Morando, na juventude, em Coimbra, e sempre irrequieto, depois de abandonar o curso de direito, faz o mesmo com o de literatura. Sua biografia de "l"uomo qualunque" inclui ofícios como o de serralheiro, cozinheiro, propagandista e meteorologista, entre outros. A vida nômade leva-o a viajar sem rumo por diversos países. De volta a Lisboa em 1960, trabalha como redator da editoria internacional da Emissora Nacional e como tradutor e bibliotecário. Nos anos 1970, viaja pela Europa, já com o mesmo prestígio do "trio sagrado" formado por António Ramos Rosa, Sophia de Mello Breyner Andresen (1919-2004) e Mário Cesariny (1923-2006), aos quais mais tarde se somaria Al Berto (1968-1997).

Depois de seis anos sem nada produzir, e de volta a Lisboa, em 1978, é a vez de O Corpo o Luxo a Obra, título emprestado para a seleção de trechos de poemas anteriores (publicado pela Iluminuras no ano passado) somando-se às muitas antologias existentes. Para o iniciado em Helder, é o livro perfeito: abre amplo espectro para a magia dos poemas desse diligente pastor das palavras, com suas recorrentes metonímias, voltadas à construção de linguagem única, em que a surpresa da sua construção não é gratuita, mas a chave daquela transcendência poética intocada pelo romantismo formal de que fala T.E. Hulme. Sua poesia completa tem sido regularmente reeditada, desde Poesia Toda, nas portuguesas Plátano e Assírio & Alvim; é desta última a do ano passado, com o título de Ofício Cantante.

A fortuna crítica de Helder, com cerca de 20 títulos, não se esgotou: a dramaturga e renomada ensaísta portuguesa Maria Estela Guedes, que há cerca de 30 anos assinou Herberto Helder, Poeta Obscuro, volta ao protagonista com A Obra ao Rubro de Herberto Helder, que está saindo pela Escrituras. Em conversa com o Sabático, por e-mail, explicou que esse segundo livro leva ao conhecimento do público um setor desconhecido da biografia do poeta, abrangente dos dois anos - 1971 e 1972 - quando viveu em Angola, cobrindo, como repórter do jornal Notícia, assuntos culturais de Luanda e algumas reportagens no teatro da guerra colonial, durante a qual sofre grave acidente de automóvel. Foi, diz a autora, "um período muito rico na produção de crônicas e artigos, que revelam o seu lado humano, pois "a imagem que flui é a de um poeta mítico, misterioso". Sobre as diferenças maiores entre o primeiro e o segundo livro, informa que o primeiro é um texto fechado sobre si mesmo, com minúcias analíticas, o que dificulta a leitura, e o segundo é um livro de discurso informal, dialogante, sem obstáculo à compreensão. E lembra que, em Portugal, Helder, como a maioria dos poetas lusos, é mais conhecido pelos colegas de ofício do que pelos leitores comuns, fenômeno repetido em muitos países, inclusive no Brasil.

Trabalho a realizar:
1: Repita o trecho do texto sobre Herberto Helder que vai de "Morando, na juventude, em" até "Al Berto (1968-1997).", inclusive.
2: Traduza para o inglês esta frase do texto sobre Herberto Helder: "A vida nômade leva-o a viajar sem rumo por diversos países."
3: Dê prosseguimento ao texto sobre Herberto Helder, escrevendo a parte seguinte a partir da última frase apresentada.
A listagem que vem depois não é necessária para nada.

Dados fornecidos:
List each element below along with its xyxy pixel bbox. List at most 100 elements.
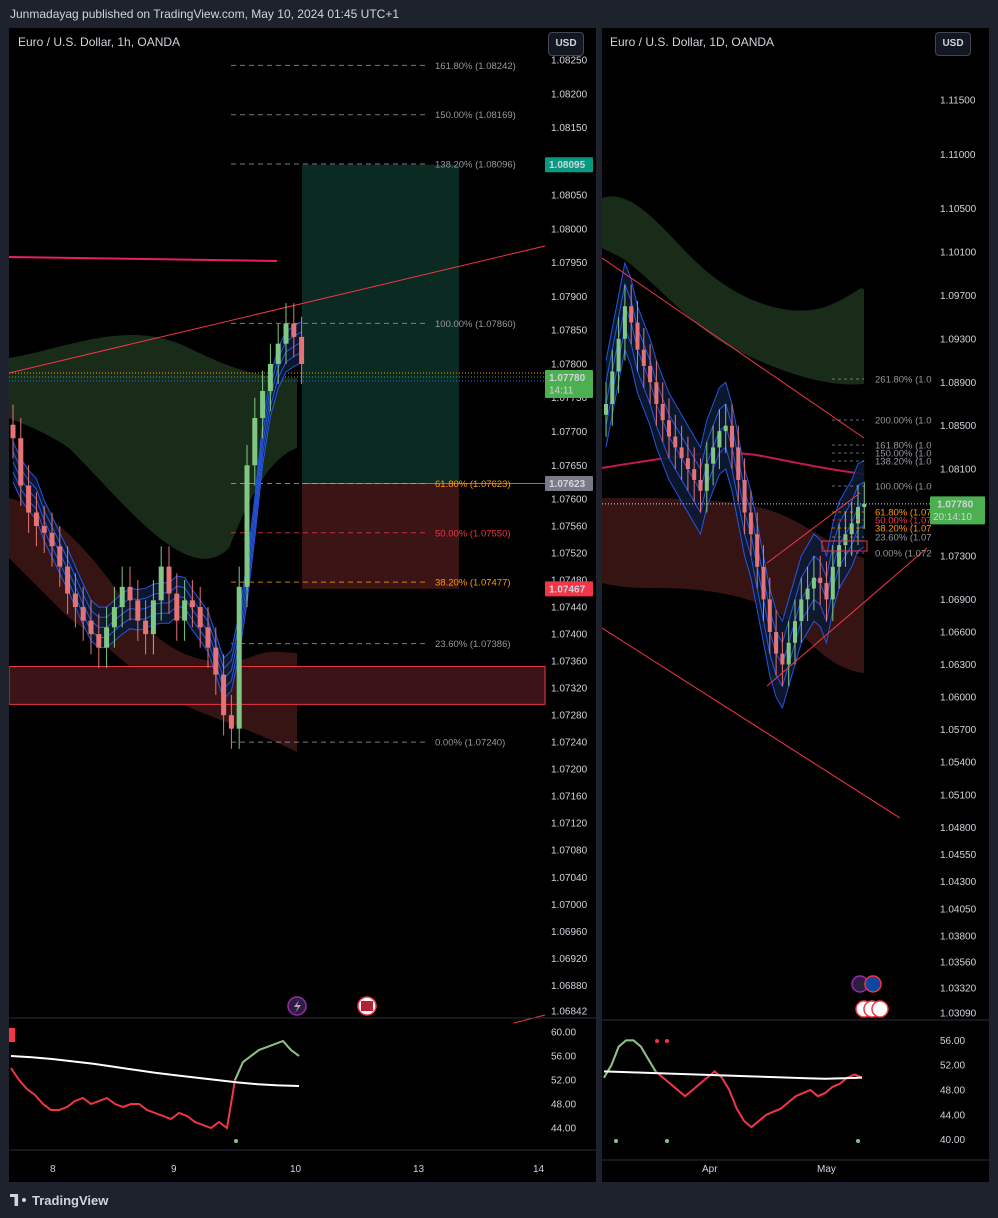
indicator-axis-tick: 48.00 [940, 1086, 965, 1097]
candle-body [96, 634, 102, 648]
chart-panel-1h[interactable]: 1.082501.082001.081501.081001.080501.080… [9, 28, 596, 1182]
price-axis-tick: 1.07080 [551, 846, 588, 857]
price-tag [930, 496, 985, 525]
currency-button[interactable]: USD [935, 32, 971, 56]
price-axis-tick: 1.04550 [940, 850, 977, 861]
chart-canvas-1d[interactable]: 1.11500 1.11000 1.10500 1.10100 1.09700 1.093… [602, 28, 989, 1182]
price-axis-tick: 1.07600 [551, 495, 588, 506]
price-axis-tick: 1.10100 [940, 247, 977, 258]
candle-body [57, 546, 63, 567]
indicator-axis-tick: 44.00 [940, 1110, 965, 1121]
price-axis-tick: 1.08900 [940, 378, 977, 389]
candle-body [856, 507, 860, 524]
price-axis-tick: 1.08050 [551, 191, 588, 202]
fib-label: 138.20% (1.08096) [435, 160, 516, 171]
price-axis-tick: 1.05700 [940, 725, 977, 736]
publish-info: Junmadayag published on TradingView.com,… [10, 7, 400, 21]
trend-line [766, 492, 861, 564]
time-axis-tick: 9 [171, 1164, 177, 1175]
trend-line [9, 245, 546, 374]
price-axis-tick: 1.06880 [551, 981, 588, 992]
candle-body [10, 424, 16, 439]
candle-body [18, 438, 24, 486]
signal-dot [665, 1139, 669, 1143]
indicator-marker [9, 1028, 15, 1042]
symbol-title: Euro / U.S. Dollar, 1h, OANDA [18, 35, 181, 49]
candle-body [252, 417, 258, 466]
fib-label: 50.00% (1.07550) [435, 528, 511, 539]
fib-label: 100.00% (1.0 [875, 482, 932, 493]
candle-body [654, 382, 659, 404]
currency-button[interactable]: USD [548, 32, 584, 56]
time-axis-tick: 14 [533, 1164, 545, 1175]
candle-body [65, 566, 71, 594]
price-tag-label: 1.07467 [549, 584, 586, 595]
candle-body [736, 447, 741, 480]
candle-body [72, 593, 78, 608]
price-axis-tick: 1.07400 [551, 630, 588, 641]
candle-body [824, 583, 829, 600]
price-axis-tick: 1.07560 [551, 522, 588, 533]
candle-body [811, 577, 816, 589]
price-axis-tick: 1.07750 [551, 393, 588, 404]
candle-body [793, 621, 797, 643]
bullish-cloud [602, 196, 864, 385]
candle-body [849, 523, 854, 535]
price-axis-tick: 1.07520 [551, 549, 588, 560]
candle-body [197, 607, 203, 628]
price-axis-tick: 1.09300 [940, 334, 977, 345]
lightning-icon [294, 1000, 301, 1013]
candle-body [843, 534, 848, 546]
chart-panel-1d[interactable]: 1.11500 1.11000 1.10500 1.10100 1.09700 1.093… [602, 28, 989, 1182]
candle-body [299, 336, 305, 364]
indicator-axis-tick: 52.00 [940, 1061, 965, 1072]
price-axis-tick: 1.07200 [551, 765, 588, 776]
demand-zone [821, 540, 868, 552]
trend-line [766, 547, 928, 687]
candle-body [127, 586, 133, 601]
candle-body [283, 323, 289, 344]
fib-label: 261.80% (1.0 [875, 375, 932, 386]
price-tag-label: 1.07780 [937, 499, 974, 510]
price-axis-tick: 1.11500 [940, 96, 976, 107]
price-axis-tick: 1.03090 [940, 1009, 977, 1020]
price-axis-tick: 1.07160 [551, 792, 588, 803]
time-axis-tick: May [817, 1164, 836, 1175]
us-flag-icon [361, 1001, 373, 1011]
price-axis-tick: 1.06842 [551, 1007, 588, 1018]
candle-body [818, 577, 823, 584]
candle-body [837, 545, 842, 567]
candle-body [673, 436, 678, 448]
price-axis-tick: 1.06300 [940, 660, 977, 671]
indicator-axis-tick: 56.00 [551, 1052, 576, 1063]
candle-body [260, 390, 266, 418]
price-axis-tick: 1.08000 [551, 224, 588, 235]
tradingview-logo[interactable]: TradingView [10, 1193, 108, 1208]
candle-body [267, 363, 273, 391]
chart-canvas-1h[interactable]: 1.082501.082001.081501.081001.080501.080… [9, 28, 596, 1182]
rsi-line-bull [603, 1039, 657, 1079]
price-axis-tick: 1.07480 [551, 576, 588, 587]
candle-body [767, 599, 772, 632]
price-axis-tick: 1.07300 [940, 551, 977, 562]
price-tag-countdown: 14:11 [549, 385, 574, 396]
resistance-line [9, 256, 278, 262]
price-axis-tick: 1.06900 [940, 595, 977, 606]
signal-dot [655, 1039, 659, 1043]
fib-label: 38.20% (1.07477) [435, 578, 511, 589]
candle-body [698, 479, 703, 491]
price-axis-tick: 1.07120 [551, 819, 588, 830]
indicator-axis-tick: 44.00 [551, 1124, 576, 1135]
price-axis-tick: 1.06920 [551, 954, 588, 965]
candle-body [80, 607, 86, 621]
signal-dot [614, 1139, 618, 1143]
price-axis-tick: 1.07320 [551, 684, 588, 695]
candle-body [679, 447, 684, 459]
candle-body [244, 465, 250, 587]
price-axis-tick: 1.04300 [940, 877, 977, 888]
price-axis-tick: 1.08250 [551, 56, 588, 67]
price-axis-tick: 1.04800 [940, 823, 977, 834]
candle-body [111, 607, 117, 628]
candle-body [667, 420, 671, 437]
candle-body [799, 599, 804, 622]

Respostas do exercício:
1:
Morando, na juventude, em Coimbra, e sempre irrequieto, depois de abandonar o curso de direito, faz o mesmo com o de literatura. Sua biografia de "l"uomo qualunque" inclui ofícios como o de serralheiro, cozinheiro, propagandista e meteorologista, entre outros. A vida nômade leva-o a viajar sem rumo por diversos países. De volta a Lisboa em 1960, trabalha como redator da editoria internacional da Emissora Nacional e como tradutor e bibliotecário. Nos anos 1970, viaja pela Europa, já com o mesmo prestígio do "trio sagrado" formado por António Ramos Rosa, Sophia de Mello Breyner Andresen (1919-2004) e Mário Cesariny (1923-2006), aos quais mais tarde se somaria Al Berto (1968-1997).

2: His nomadic life leads him to travel aimlessly through various countries.

3:
Outro livro importante para o estudo da obra do poeta é A Poesia de Herberto Helder, de João Amadeu Oliveira Carvalho da Silva, um calhamaço de 522 páginas publicado em 2004 pela Fundação Calouste Gulbenkian. Lembrando a relação da obra helderiana com a de Pessoa, diz o autor: "... para além de se poderem enunciar, com facilidade, alguns centros de interesse comuns (astrologia, misticismo, esoterismo, alquimia), existem duas diferenças essenciais relacionadas com a forma e com a visão de abordar a realidade: enquanto Pessoa se abstrai da realidade pela intelectualização da mesma, fragmentando-a, Helder aproxima-se violentamente da realidade (sic), de modo a anular as diferenças entre as coisas, unificando-as." Anota ainda que Mário de Sá-Carneiro e Helder são o exemplo acabado da poesia moderna, ou seja, praticam uma linguagem em direção "à gênese, ao elemento primordial, ao próprio abismo da matéria".

Abismo é a palavra perfeita para definir a sensação do leitor atento aos versos do poeta, convites hipnóticos ao mergulho nas inquietações e perplexidade humanas. Mas quem espera uma "mensagem", pode esquecer: ele não sabe o que fazer com os outros, como legítimo Outsider que é (na clássica definição que Colin Wilson dá ao termo), não tem nada a oferecer, não sugere nenhuma pista para superarmos as aporias do destino -, apenas nos estende a mão para o acompanharmos pelas veredas dos seus poemas. Por sua vez, não há como (é preciso?!) "classificá-lo". Para alguns estudiosos, Helder é um parnasiano místico; para muitos, um simbolista tardio, herdeiro em linha reta de Eugénio de Castro (1869-1944). Pode até ser, mas se ocorreu essa última influência, é preciso conjugá-la com outra possível, a de Charles Baudelaire (1821-1867), cujos "símbolos" da décadence estão tão presentes nas suas quimeras como o antirromantismo exacerbado do autor de Oaristos. A incursão que fez no gênero prosa é tímida: o livro mais conhecido é Os Passos em Volta, de 1963, reunião de 23 contos, a maioria com indisfarçável corte biográfico.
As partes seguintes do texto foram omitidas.